JOB - Show all lines holding "name".

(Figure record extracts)
<<<<
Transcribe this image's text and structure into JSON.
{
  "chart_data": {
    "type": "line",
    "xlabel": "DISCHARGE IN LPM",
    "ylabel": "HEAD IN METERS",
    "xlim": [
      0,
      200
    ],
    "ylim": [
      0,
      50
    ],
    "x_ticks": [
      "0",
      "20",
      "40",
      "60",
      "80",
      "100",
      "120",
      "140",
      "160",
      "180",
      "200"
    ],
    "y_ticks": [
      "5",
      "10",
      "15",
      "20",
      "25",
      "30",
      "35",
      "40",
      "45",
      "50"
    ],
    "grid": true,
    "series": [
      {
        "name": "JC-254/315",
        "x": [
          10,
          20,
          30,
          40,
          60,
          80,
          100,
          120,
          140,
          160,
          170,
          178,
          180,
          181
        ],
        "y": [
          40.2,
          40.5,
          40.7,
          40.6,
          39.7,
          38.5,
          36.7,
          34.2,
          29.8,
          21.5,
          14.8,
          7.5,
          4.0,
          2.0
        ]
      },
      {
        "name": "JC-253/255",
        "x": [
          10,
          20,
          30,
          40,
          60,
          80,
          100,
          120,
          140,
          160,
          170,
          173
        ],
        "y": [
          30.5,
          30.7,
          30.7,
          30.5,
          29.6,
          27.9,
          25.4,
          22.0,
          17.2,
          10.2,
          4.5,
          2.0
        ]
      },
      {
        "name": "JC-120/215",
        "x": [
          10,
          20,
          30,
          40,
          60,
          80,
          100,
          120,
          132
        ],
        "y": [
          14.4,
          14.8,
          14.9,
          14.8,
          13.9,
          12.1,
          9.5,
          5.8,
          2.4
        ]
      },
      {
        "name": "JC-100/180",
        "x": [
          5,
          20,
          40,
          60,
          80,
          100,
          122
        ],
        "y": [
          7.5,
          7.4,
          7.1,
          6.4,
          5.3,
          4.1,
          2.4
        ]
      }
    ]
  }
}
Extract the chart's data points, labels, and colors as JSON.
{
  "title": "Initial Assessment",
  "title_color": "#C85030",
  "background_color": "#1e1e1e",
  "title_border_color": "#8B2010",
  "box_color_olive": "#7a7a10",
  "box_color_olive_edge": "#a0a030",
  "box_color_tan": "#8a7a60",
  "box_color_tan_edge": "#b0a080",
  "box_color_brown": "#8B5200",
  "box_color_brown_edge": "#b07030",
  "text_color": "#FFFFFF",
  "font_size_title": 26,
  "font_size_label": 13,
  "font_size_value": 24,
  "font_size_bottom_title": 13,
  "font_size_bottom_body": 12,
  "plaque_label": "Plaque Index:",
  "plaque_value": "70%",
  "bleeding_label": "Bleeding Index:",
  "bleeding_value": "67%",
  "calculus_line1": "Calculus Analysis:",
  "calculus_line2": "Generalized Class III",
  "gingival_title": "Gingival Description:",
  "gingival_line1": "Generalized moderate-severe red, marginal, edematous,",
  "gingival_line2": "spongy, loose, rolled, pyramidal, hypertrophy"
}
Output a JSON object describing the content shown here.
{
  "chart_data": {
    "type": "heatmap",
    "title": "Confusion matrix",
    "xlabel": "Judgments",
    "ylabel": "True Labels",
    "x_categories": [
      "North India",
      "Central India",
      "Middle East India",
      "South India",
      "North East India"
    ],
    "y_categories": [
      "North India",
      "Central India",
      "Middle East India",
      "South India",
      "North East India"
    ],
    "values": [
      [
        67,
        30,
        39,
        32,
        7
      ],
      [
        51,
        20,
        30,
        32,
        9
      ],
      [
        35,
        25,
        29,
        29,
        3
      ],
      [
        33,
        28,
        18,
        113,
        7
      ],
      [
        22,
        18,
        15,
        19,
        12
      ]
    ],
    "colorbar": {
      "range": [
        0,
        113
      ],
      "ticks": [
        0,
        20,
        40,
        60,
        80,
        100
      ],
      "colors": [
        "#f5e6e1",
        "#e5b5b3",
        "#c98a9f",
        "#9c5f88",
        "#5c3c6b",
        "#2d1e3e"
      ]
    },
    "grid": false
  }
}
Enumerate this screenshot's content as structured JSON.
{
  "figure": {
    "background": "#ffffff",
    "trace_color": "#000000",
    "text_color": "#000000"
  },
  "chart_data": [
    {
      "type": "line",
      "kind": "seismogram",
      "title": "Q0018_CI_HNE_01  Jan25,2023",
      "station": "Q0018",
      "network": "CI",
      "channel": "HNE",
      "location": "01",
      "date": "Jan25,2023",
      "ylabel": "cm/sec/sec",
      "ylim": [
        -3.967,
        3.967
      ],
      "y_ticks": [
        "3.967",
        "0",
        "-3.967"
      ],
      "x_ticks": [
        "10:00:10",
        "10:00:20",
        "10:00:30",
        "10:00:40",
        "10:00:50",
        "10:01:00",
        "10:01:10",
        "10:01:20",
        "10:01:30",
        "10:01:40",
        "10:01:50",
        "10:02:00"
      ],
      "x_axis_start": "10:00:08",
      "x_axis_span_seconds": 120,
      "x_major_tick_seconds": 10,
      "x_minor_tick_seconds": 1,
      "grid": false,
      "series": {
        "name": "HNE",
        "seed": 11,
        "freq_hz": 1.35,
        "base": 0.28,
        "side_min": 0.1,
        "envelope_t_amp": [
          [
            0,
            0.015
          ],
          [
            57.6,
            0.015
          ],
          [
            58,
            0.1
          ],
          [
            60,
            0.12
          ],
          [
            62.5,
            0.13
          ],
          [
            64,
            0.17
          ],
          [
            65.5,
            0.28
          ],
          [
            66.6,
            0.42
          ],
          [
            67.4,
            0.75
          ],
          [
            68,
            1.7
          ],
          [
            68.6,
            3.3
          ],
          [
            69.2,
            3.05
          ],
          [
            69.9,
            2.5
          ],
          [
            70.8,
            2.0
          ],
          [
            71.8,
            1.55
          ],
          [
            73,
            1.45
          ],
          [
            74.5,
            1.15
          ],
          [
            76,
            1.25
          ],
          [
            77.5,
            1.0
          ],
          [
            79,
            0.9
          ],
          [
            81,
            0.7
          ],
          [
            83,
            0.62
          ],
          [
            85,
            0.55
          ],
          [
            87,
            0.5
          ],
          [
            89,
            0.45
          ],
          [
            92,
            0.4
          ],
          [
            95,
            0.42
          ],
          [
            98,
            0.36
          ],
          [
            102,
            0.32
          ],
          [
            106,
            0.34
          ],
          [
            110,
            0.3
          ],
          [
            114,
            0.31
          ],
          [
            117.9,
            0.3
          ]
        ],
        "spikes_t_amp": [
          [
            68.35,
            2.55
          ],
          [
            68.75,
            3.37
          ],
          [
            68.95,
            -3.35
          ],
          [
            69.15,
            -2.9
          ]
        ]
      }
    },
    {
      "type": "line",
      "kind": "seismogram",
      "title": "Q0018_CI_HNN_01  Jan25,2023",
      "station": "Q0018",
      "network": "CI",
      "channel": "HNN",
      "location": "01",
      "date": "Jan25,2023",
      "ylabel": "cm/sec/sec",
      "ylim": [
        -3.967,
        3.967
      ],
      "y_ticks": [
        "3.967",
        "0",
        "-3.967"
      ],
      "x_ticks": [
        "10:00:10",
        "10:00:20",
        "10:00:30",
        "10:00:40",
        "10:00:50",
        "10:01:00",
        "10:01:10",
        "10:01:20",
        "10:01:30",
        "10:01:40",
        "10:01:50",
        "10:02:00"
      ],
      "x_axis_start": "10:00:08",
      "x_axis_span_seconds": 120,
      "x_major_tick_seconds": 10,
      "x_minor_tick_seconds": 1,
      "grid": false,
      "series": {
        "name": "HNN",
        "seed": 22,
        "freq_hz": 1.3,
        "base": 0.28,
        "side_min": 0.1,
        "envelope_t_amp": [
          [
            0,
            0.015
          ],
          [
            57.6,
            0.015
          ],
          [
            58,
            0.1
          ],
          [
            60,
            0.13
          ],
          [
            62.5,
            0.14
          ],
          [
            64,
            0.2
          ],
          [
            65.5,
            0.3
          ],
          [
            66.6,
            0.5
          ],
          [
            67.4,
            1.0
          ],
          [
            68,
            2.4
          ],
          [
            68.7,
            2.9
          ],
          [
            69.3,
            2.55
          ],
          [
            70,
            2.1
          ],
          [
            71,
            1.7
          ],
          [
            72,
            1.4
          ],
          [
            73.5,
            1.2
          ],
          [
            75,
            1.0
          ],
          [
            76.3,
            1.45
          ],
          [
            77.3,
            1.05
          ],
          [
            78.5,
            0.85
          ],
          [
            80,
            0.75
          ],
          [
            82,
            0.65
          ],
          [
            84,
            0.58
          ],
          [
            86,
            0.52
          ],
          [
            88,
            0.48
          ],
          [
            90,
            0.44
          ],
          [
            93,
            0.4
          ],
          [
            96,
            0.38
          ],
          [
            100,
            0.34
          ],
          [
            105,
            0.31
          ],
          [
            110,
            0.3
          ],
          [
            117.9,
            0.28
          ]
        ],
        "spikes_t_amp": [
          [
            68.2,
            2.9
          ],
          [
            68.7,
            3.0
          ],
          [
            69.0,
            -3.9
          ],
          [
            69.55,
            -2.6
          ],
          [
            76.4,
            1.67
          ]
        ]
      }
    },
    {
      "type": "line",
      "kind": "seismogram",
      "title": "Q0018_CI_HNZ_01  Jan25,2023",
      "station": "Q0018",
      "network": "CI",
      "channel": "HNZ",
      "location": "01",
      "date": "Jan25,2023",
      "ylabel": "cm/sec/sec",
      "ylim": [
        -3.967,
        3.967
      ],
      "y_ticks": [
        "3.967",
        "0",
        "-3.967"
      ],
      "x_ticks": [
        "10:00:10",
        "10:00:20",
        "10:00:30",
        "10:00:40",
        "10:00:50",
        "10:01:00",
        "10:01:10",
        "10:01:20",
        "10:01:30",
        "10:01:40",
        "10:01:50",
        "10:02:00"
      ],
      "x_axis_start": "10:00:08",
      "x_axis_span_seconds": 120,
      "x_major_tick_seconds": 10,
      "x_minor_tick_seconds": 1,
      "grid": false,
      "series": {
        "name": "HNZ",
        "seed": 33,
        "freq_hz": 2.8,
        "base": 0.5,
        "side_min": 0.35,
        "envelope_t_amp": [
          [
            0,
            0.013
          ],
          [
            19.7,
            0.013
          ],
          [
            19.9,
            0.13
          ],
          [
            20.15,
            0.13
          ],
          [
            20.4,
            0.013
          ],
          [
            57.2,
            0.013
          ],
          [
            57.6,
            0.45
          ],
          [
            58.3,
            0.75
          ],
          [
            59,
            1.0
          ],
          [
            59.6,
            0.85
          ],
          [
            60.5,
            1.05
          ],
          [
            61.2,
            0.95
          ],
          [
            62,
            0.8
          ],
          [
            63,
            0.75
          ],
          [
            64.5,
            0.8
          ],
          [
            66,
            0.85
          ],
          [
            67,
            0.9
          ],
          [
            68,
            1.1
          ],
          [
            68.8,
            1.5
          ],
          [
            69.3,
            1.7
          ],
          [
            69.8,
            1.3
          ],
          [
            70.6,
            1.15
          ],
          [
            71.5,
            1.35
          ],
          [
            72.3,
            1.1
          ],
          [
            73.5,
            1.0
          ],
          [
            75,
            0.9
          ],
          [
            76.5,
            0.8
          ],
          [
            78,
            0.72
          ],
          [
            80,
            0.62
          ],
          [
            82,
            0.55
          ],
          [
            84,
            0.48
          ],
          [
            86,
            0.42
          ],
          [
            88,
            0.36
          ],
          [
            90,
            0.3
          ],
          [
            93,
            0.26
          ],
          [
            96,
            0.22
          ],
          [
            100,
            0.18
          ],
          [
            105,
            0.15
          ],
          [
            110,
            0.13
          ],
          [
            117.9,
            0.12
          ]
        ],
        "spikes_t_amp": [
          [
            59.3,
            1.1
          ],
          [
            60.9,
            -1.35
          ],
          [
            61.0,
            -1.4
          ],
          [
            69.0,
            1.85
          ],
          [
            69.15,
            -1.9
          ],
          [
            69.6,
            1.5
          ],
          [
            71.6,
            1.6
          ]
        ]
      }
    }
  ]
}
>>>>
TASK SOLUTION -
        "name": "JC-254/315",
        "name": "JC-253/255",
        "name": "JC-120/215",
        "name": "JC-100/180",
        "name": "HNE",
        "name": "HNN",
        "name": "HNZ",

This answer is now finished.